Exercise goal => Take the material below and retype it in full; pictures are left out.

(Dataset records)
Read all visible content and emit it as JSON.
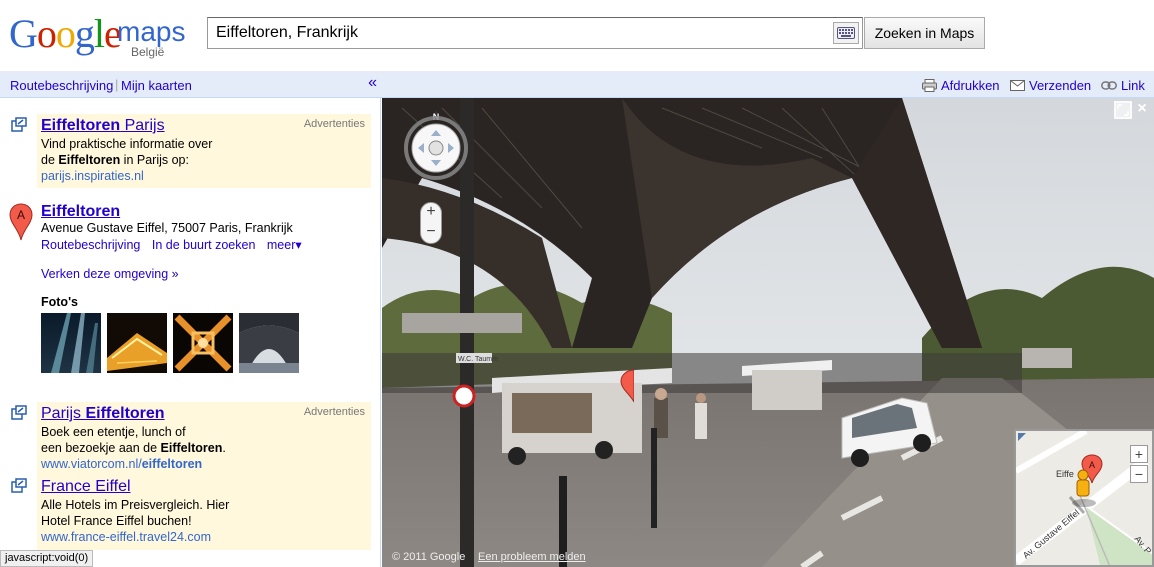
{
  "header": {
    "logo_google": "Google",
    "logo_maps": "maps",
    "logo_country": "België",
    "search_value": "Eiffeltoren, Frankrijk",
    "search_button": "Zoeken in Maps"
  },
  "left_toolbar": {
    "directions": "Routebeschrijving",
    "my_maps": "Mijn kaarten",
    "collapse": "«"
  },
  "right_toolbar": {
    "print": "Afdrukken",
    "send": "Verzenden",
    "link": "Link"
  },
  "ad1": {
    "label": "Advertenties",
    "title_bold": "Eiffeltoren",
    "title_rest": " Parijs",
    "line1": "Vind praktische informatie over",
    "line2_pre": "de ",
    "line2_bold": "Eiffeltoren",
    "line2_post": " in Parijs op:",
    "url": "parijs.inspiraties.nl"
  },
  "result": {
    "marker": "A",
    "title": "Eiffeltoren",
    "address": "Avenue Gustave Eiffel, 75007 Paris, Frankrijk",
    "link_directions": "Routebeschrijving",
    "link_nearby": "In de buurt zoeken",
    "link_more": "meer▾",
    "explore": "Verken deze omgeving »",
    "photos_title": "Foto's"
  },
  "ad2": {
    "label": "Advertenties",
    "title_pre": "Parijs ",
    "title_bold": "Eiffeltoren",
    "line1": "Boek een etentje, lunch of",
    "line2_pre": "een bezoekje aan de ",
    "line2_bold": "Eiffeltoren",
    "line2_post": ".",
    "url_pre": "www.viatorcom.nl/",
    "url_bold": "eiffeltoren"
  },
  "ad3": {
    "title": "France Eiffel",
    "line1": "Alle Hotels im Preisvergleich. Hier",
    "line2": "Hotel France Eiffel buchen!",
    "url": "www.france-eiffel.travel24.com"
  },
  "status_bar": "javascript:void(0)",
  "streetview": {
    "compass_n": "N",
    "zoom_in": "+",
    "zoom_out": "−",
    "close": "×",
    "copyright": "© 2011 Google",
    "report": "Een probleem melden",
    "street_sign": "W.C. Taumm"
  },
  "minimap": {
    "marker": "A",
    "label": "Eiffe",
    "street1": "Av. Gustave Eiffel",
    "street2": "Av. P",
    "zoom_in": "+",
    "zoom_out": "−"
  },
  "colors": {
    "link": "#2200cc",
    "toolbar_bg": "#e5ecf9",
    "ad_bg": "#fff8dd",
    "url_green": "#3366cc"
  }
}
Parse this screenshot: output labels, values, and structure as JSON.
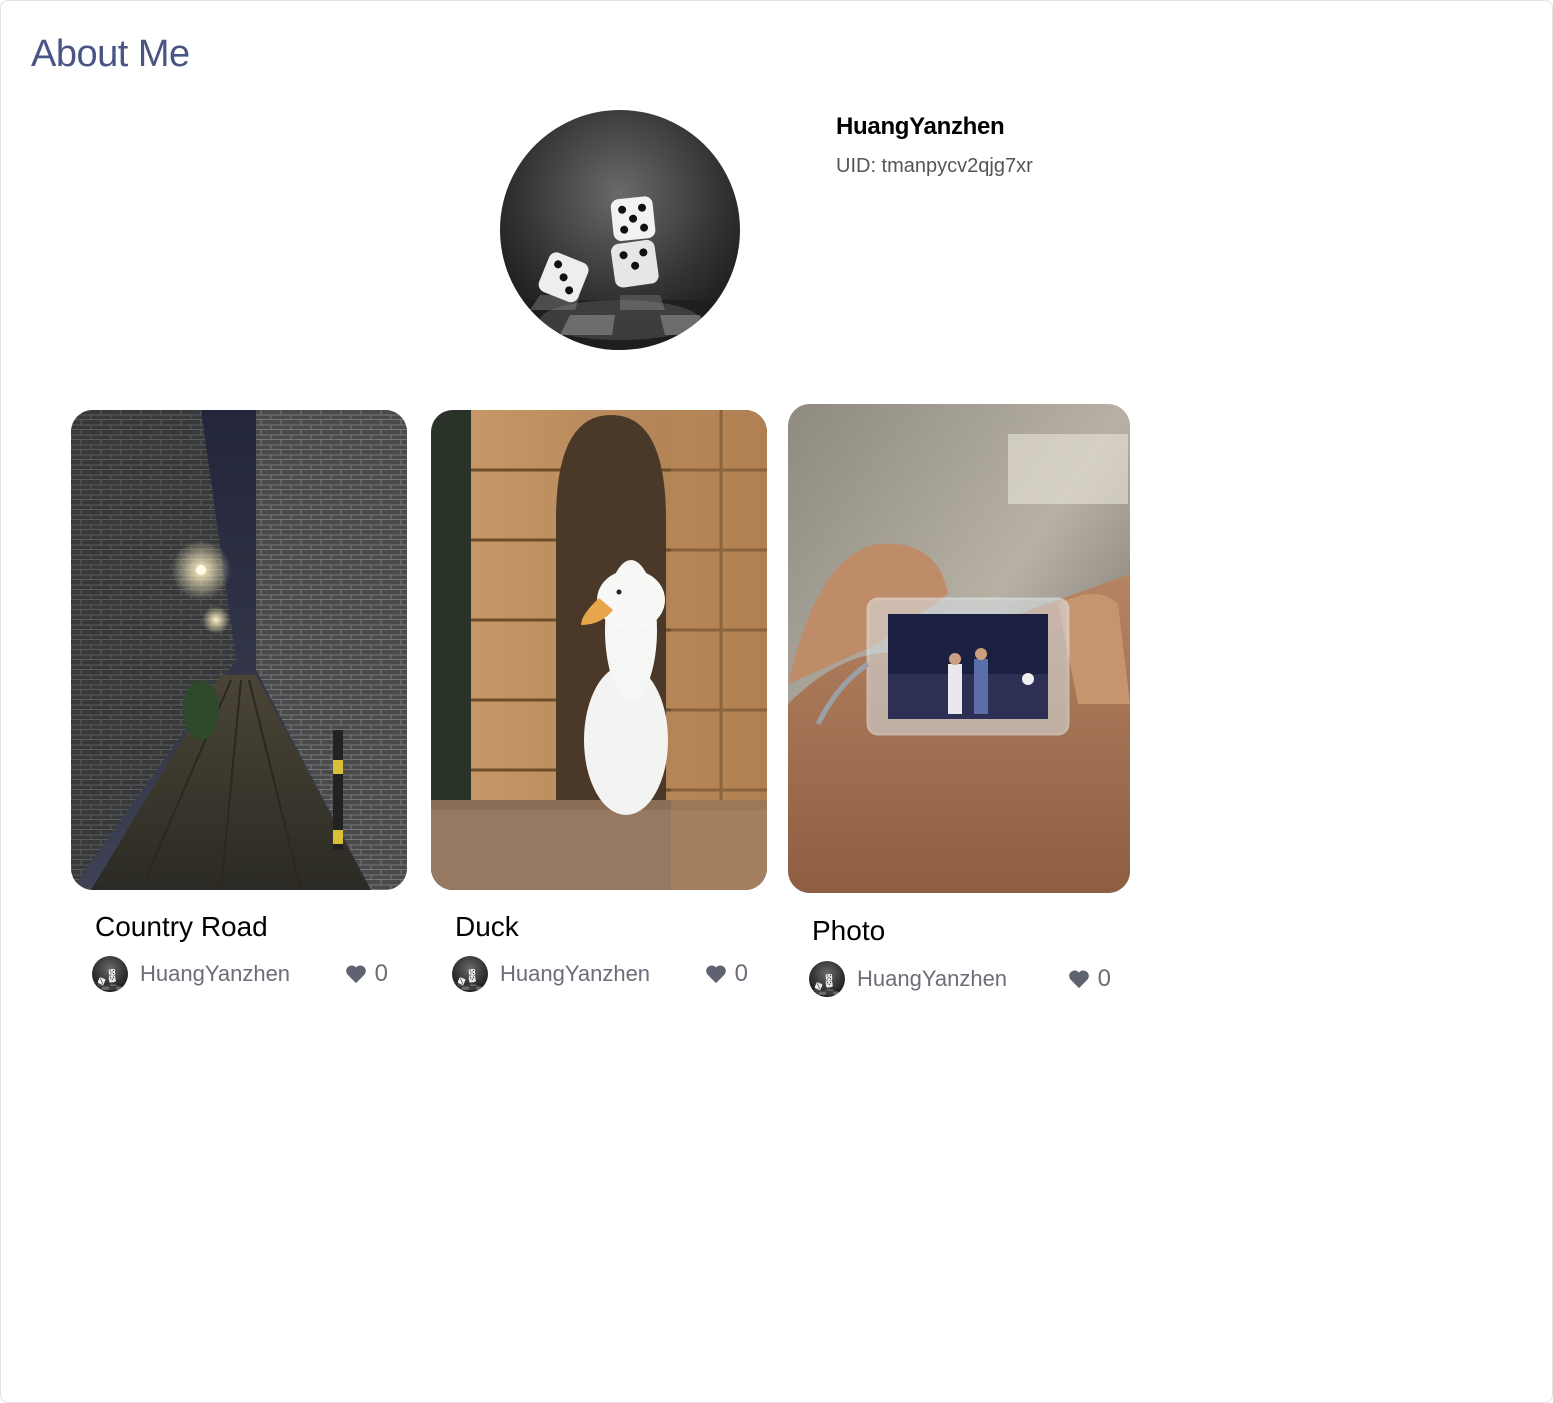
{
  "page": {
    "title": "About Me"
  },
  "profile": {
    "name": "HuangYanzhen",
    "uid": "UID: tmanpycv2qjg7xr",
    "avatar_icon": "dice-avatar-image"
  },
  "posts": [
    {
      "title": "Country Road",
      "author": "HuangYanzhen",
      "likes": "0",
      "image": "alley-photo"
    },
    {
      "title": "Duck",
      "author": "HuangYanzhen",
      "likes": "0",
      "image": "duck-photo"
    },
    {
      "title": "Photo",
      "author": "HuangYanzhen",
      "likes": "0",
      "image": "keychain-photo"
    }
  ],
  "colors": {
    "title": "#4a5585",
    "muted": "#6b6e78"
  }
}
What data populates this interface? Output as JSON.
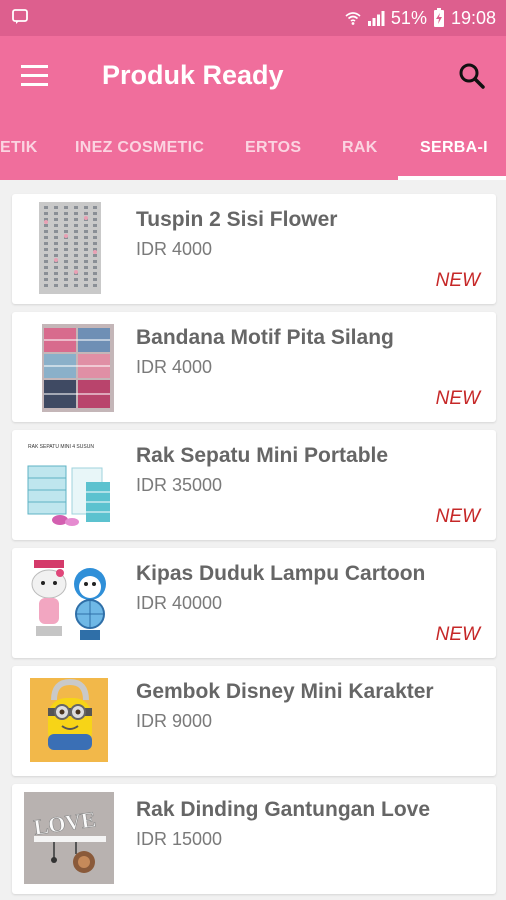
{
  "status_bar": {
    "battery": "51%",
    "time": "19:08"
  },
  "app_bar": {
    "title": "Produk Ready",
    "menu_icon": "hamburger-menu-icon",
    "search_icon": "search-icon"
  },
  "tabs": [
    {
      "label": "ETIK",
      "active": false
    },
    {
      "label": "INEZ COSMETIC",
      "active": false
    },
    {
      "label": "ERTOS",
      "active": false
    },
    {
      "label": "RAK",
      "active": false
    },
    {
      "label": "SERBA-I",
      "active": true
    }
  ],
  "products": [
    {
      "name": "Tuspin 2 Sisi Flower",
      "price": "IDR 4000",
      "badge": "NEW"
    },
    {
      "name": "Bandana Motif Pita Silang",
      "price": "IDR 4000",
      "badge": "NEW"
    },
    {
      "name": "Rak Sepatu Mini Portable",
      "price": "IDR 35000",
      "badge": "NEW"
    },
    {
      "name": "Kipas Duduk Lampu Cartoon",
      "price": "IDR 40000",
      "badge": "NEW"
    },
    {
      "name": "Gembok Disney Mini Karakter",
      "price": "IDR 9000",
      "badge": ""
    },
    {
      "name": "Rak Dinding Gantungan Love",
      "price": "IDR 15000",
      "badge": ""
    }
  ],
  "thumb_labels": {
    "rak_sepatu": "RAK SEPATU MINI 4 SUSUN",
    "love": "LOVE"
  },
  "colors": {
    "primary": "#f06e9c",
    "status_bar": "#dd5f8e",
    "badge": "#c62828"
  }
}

Finished exercise =>
Read all visible content and emit it as JSON.
{
  "header": {
    "logo_google": "Google",
    "logo_maps": "maps",
    "logo_country": "België",
    "search_value": "Eiffeltoren, Frankrijk",
    "search_button": "Zoeken in Maps"
  },
  "left_toolbar": {
    "directions": "Routebeschrijving",
    "my_maps": "Mijn kaarten",
    "collapse": "«"
  },
  "right_toolbar": {
    "print": "Afdrukken",
    "send": "Verzenden",
    "link": "Link"
  },
  "ad1": {
    "label": "Advertenties",
    "title_bold": "Eiffeltoren",
    "title_rest": " Parijs",
    "line1": "Vind praktische informatie over",
    "line2_pre": "de ",
    "line2_bold": "Eiffeltoren",
    "line2_post": " in Parijs op:",
    "url": "parijs.inspiraties.nl"
  },
  "result": {
    "marker": "A",
    "title": "Eiffeltoren",
    "address": "Avenue Gustave Eiffel, 75007 Paris, Frankrijk",
    "link_directions": "Routebeschrijving",
    "link_nearby": "In de buurt zoeken",
    "link_more": "meer▾",
    "explore": "Verken deze omgeving »",
    "photos_title": "Foto's"
  },
  "ad2": {
    "label": "Advertenties",
    "title_pre": "Parijs ",
    "title_bold": "Eiffeltoren",
    "line1": "Boek een etentje, lunch of",
    "line2_pre": "een bezoekje aan de ",
    "line2_bold": "Eiffeltoren",
    "line2_post": ".",
    "url_pre": "www.viatorcom.nl/",
    "url_bold": "eiffeltoren"
  },
  "ad3": {
    "title": "France Eiffel",
    "line1": "Alle Hotels im Preisvergleich. Hier",
    "line2": "Hotel France Eiffel buchen!",
    "url": "www.france-eiffel.travel24.com"
  },
  "status_bar": "javascript:void(0)",
  "streetview": {
    "compass_n": "N",
    "zoom_in": "+",
    "zoom_out": "−",
    "close": "×",
    "copyright": "© 2011 Google",
    "report": "Een probleem melden",
    "street_sign": "W.C. Taumm"
  },
  "minimap": {
    "marker": "A",
    "label": "Eiffe",
    "street1": "Av. Gustave Eiffel",
    "street2": "Av. P",
    "zoom_in": "+",
    "zoom_out": "−"
  },
  "colors": {
    "link": "#2200cc",
    "toolbar_bg": "#e5ecf9",
    "ad_bg": "#fff8dd",
    "url_green": "#3366cc"
  }
}
Parse this screenshot: output labels, values, and structure as JSON.
{
  "page": {
    "title": "About Me"
  },
  "profile": {
    "name": "HuangYanzhen",
    "uid": "UID: tmanpycv2qjg7xr",
    "avatar_icon": "dice-avatar-image"
  },
  "posts": [
    {
      "title": "Country Road",
      "author": "HuangYanzhen",
      "likes": "0",
      "image": "alley-photo"
    },
    {
      "title": "Duck",
      "author": "HuangYanzhen",
      "likes": "0",
      "image": "duck-photo"
    },
    {
      "title": "Photo",
      "author": "HuangYanzhen",
      "likes": "0",
      "image": "keychain-photo"
    }
  ],
  "colors": {
    "title": "#4a5585",
    "muted": "#6b6e78"
  }
}
What data populates this interface? Output as JSON.
{
  "status_bar": {
    "battery": "51%",
    "time": "19:08"
  },
  "app_bar": {
    "title": "Produk Ready",
    "menu_icon": "hamburger-menu-icon",
    "search_icon": "search-icon"
  },
  "tabs": [
    {
      "label": "ETIK",
      "active": false
    },
    {
      "label": "INEZ COSMETIC",
      "active": false
    },
    {
      "label": "ERTOS",
      "active": false
    },
    {
      "label": "RAK",
      "active": false
    },
    {
      "label": "SERBA-I",
      "active": true
    }
  ],
  "products": [
    {
      "name": "Tuspin 2 Sisi Flower",
      "price": "IDR 4000",
      "badge": "NEW"
    },
    {
      "name": "Bandana Motif Pita Silang",
      "price": "IDR 4000",
      "badge": "NEW"
    },
    {
      "name": "Rak Sepatu Mini Portable",
      "price": "IDR 35000",
      "badge": "NEW"
    },
    {
      "name": "Kipas Duduk Lampu Cartoon",
      "price": "IDR 40000",
      "badge": "NEW"
    },
    {
      "name": "Gembok Disney Mini Karakter",
      "price": "IDR 9000",
      "badge": ""
    },
    {
      "name": "Rak Dinding Gantungan Love",
      "price": "IDR 15000",
      "badge": ""
    }
  ],
  "thumb_labels": {
    "rak_sepatu": "RAK SEPATU MINI 4 SUSUN",
    "love": "LOVE"
  },
  "colors": {
    "primary": "#f06e9c",
    "status_bar": "#dd5f8e",
    "badge": "#c62828"
  }
}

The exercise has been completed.